* _Instructions to follow_:
Every entry must be repeated exactly. Exclude all pictures.
>>>
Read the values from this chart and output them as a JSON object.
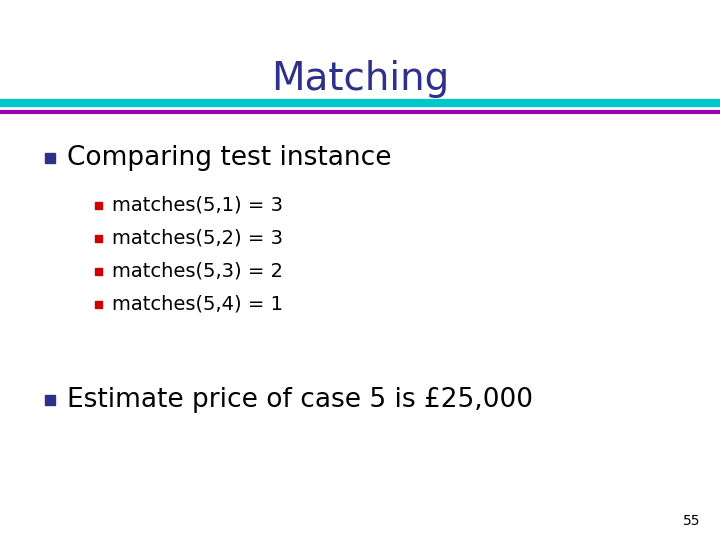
{
  "title": "Matching",
  "title_color": "#2E308A",
  "title_fontsize": 28,
  "line1_color": "#00C8C8",
  "line2_color": "#9900AA",
  "bg_color": "#FFFFFF",
  "bullet1_color": "#2E308A",
  "bullet2_color": "#CC0000",
  "l1_text": "Comparing test instance",
  "l1_fontsize": 19,
  "sub_items": [
    "matches(5,1) = 3",
    "matches(5,2) = 3",
    "matches(5,3) = 2",
    "matches(5,4) = 1"
  ],
  "sub_fontsize": 14,
  "l2_text": "Estimate price of case 5 is £25,000",
  "l2_fontsize": 19,
  "page_number": "55",
  "page_number_fontsize": 10
}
<<<
* _Result of this exercise_:
Read the values from this chart and output them as a JSON object.
{
  "title": "Matching",
  "title_color": "#2E308A",
  "title_fontsize": 28,
  "line1_color": "#00C8C8",
  "line2_color": "#9900AA",
  "bg_color": "#FFFFFF",
  "bullet1_color": "#2E308A",
  "bullet2_color": "#CC0000",
  "l1_text": "Comparing test instance",
  "l1_fontsize": 19,
  "sub_items": [
    "matches(5,1) = 3",
    "matches(5,2) = 3",
    "matches(5,3) = 2",
    "matches(5,4) = 1"
  ],
  "sub_fontsize": 14,
  "l2_text": "Estimate price of case 5 is £25,000",
  "l2_fontsize": 19,
  "page_number": "55",
  "page_number_fontsize": 10
}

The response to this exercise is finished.